SOURCE RECORDS =
┌──

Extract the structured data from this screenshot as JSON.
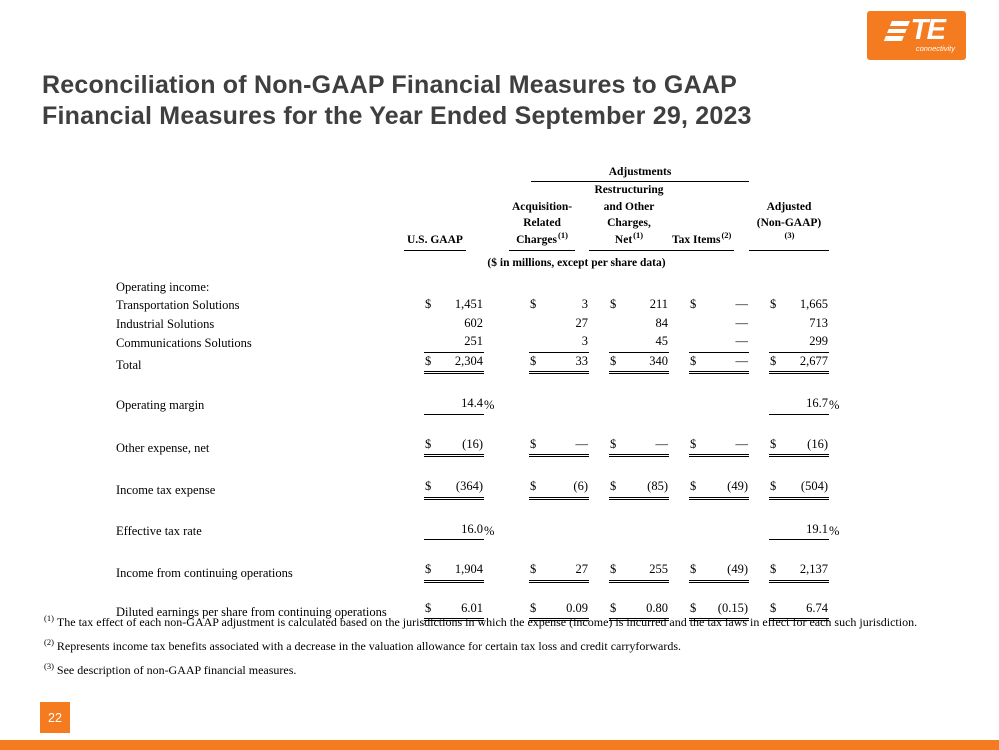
{
  "logo": {
    "brand": "TE",
    "tagline": "connectivity"
  },
  "title": {
    "line1": "Reconciliation of Non-GAAP Financial Measures to GAAP",
    "line2": "Financial Measures for the Year Ended September 29, 2023"
  },
  "table": {
    "adjustments": "Adjustments",
    "units": "($ in millions, except per share data)",
    "headers": {
      "gaap": "U.S. GAAP",
      "acq1": "Acquisition-",
      "acq2": "Related",
      "acq3": "Charges",
      "acq_sup": "(1)",
      "res1": "Restructuring",
      "res2": "and Other",
      "res3": "Charges, Net",
      "res_sup": "(1)",
      "tax": "Tax Items",
      "tax_sup": "(2)",
      "adj1": "Adjusted",
      "adj2": "(Non-GAAP)",
      "adj_sup": "(3)"
    },
    "section": "Operating income:",
    "rows": {
      "transportation": {
        "label": "Transportation Solutions",
        "d": [
          "$",
          "$",
          "$",
          "$",
          "$"
        ],
        "v": [
          "1,451",
          "3",
          "211",
          "—",
          "1,665"
        ]
      },
      "industrial": {
        "label": "Industrial Solutions",
        "d": [
          "",
          "",
          "",
          "",
          ""
        ],
        "v": [
          "602",
          "27",
          "84",
          "—",
          "713"
        ]
      },
      "communications": {
        "label": "Communications Solutions",
        "d": [
          "",
          "",
          "",
          "",
          ""
        ],
        "v": [
          "251",
          "3",
          "45",
          "—",
          "299"
        ]
      },
      "total": {
        "label": "Total",
        "d": [
          "$",
          "$",
          "$",
          "$",
          "$"
        ],
        "v": [
          "2,304",
          "33",
          "340",
          "—",
          "2,677"
        ]
      },
      "operating_margin": {
        "label": "Operating margin",
        "v0": "14.4",
        "v4": "16.7",
        "pct": "%"
      },
      "other_expense": {
        "label": "Other expense, net",
        "d": [
          "$",
          "$",
          "$",
          "$",
          "$"
        ],
        "v": [
          "(16)",
          "—",
          "—",
          "—",
          "(16)"
        ]
      },
      "income_tax": {
        "label": "Income tax expense",
        "d": [
          "$",
          "$",
          "$",
          "$",
          "$"
        ],
        "v": [
          "(364)",
          "(6)",
          "(85)",
          "(49)",
          "(504)"
        ]
      },
      "effective_tax": {
        "label": "Effective tax rate",
        "v0": "16.0",
        "v4": "19.1",
        "pct": "%"
      },
      "income_continuing": {
        "label": "Income from continuing operations",
        "d": [
          "$",
          "$",
          "$",
          "$",
          "$"
        ],
        "v": [
          "1,904",
          "27",
          "255",
          "(49)",
          "2,137"
        ]
      },
      "diluted_eps": {
        "label": "Diluted earnings per share from continuing operations",
        "d": [
          "$",
          "$",
          "$",
          "$",
          "$"
        ],
        "v": [
          "6.01",
          "0.09",
          "0.80",
          "(0.15)",
          "6.74"
        ]
      }
    }
  },
  "footnotes": [
    {
      "sup": "(1)",
      "text": "The tax effect of each non-GAAP adjustment is calculated based on the jurisdictions in which the expense (income) is incurred and the tax laws in effect for each such jurisdiction."
    },
    {
      "sup": "(2)",
      "text": "Represents income tax benefits associated with a decrease in the valuation allowance for certain tax loss and credit carryforwards."
    },
    {
      "sup": "(3)",
      "text": "See description of non-GAAP financial measures."
    }
  ],
  "footer": {
    "page": "22"
  }
}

└──

BRIEF =
Omit the pictures and output all of the other material exactly.

FINISHED EXERCISE =
Extract the structured data from this screenshot as JSON.
{
  "logo": {
    "brand": "TE",
    "tagline": "connectivity"
  },
  "title": {
    "line1": "Reconciliation of Non-GAAP Financial Measures to GAAP",
    "line2": "Financial Measures for the Year Ended September 29, 2023"
  },
  "table": {
    "adjustments": "Adjustments",
    "units": "($ in millions, except per share data)",
    "headers": {
      "gaap": "U.S. GAAP",
      "acq1": "Acquisition-",
      "acq2": "Related",
      "acq3": "Charges",
      "acq_sup": "(1)",
      "res1": "Restructuring",
      "res2": "and Other",
      "res3": "Charges, Net",
      "res_sup": "(1)",
      "tax": "Tax Items",
      "tax_sup": "(2)",
      "adj1": "Adjusted",
      "adj2": "(Non-GAAP)",
      "adj_sup": "(3)"
    },
    "section": "Operating income:",
    "rows": {
      "transportation": {
        "label": "Transportation Solutions",
        "d": [
          "$",
          "$",
          "$",
          "$",
          "$"
        ],
        "v": [
          "1,451",
          "3",
          "211",
          "—",
          "1,665"
        ]
      },
      "industrial": {
        "label": "Industrial Solutions",
        "d": [
          "",
          "",
          "",
          "",
          ""
        ],
        "v": [
          "602",
          "27",
          "84",
          "—",
          "713"
        ]
      },
      "communications": {
        "label": "Communications Solutions",
        "d": [
          "",
          "",
          "",
          "",
          ""
        ],
        "v": [
          "251",
          "3",
          "45",
          "—",
          "299"
        ]
      },
      "total": {
        "label": "Total",
        "d": [
          "$",
          "$",
          "$",
          "$",
          "$"
        ],
        "v": [
          "2,304",
          "33",
          "340",
          "—",
          "2,677"
        ]
      },
      "operating_margin": {
        "label": "Operating margin",
        "v0": "14.4",
        "v4": "16.7",
        "pct": "%"
      },
      "other_expense": {
        "label": "Other expense, net",
        "d": [
          "$",
          "$",
          "$",
          "$",
          "$"
        ],
        "v": [
          "(16)",
          "—",
          "—",
          "—",
          "(16)"
        ]
      },
      "income_tax": {
        "label": "Income tax expense",
        "d": [
          "$",
          "$",
          "$",
          "$",
          "$"
        ],
        "v": [
          "(364)",
          "(6)",
          "(85)",
          "(49)",
          "(504)"
        ]
      },
      "effective_tax": {
        "label": "Effective tax rate",
        "v0": "16.0",
        "v4": "19.1",
        "pct": "%"
      },
      "income_continuing": {
        "label": "Income from continuing operations",
        "d": [
          "$",
          "$",
          "$",
          "$",
          "$"
        ],
        "v": [
          "1,904",
          "27",
          "255",
          "(49)",
          "2,137"
        ]
      },
      "diluted_eps": {
        "label": "Diluted earnings per share from continuing operations",
        "d": [
          "$",
          "$",
          "$",
          "$",
          "$"
        ],
        "v": [
          "6.01",
          "0.09",
          "0.80",
          "(0.15)",
          "6.74"
        ]
      }
    }
  },
  "footnotes": [
    {
      "sup": "(1)",
      "text": "The tax effect of each non-GAAP adjustment is calculated based on the jurisdictions in which the expense (income) is incurred and the tax laws in effect for each such jurisdiction."
    },
    {
      "sup": "(2)",
      "text": "Represents income tax benefits associated with a decrease in the valuation allowance for certain tax loss and credit carryforwards."
    },
    {
      "sup": "(3)",
      "text": "See description of non-GAAP financial measures."
    }
  ],
  "footer": {
    "page": "22"
  }
}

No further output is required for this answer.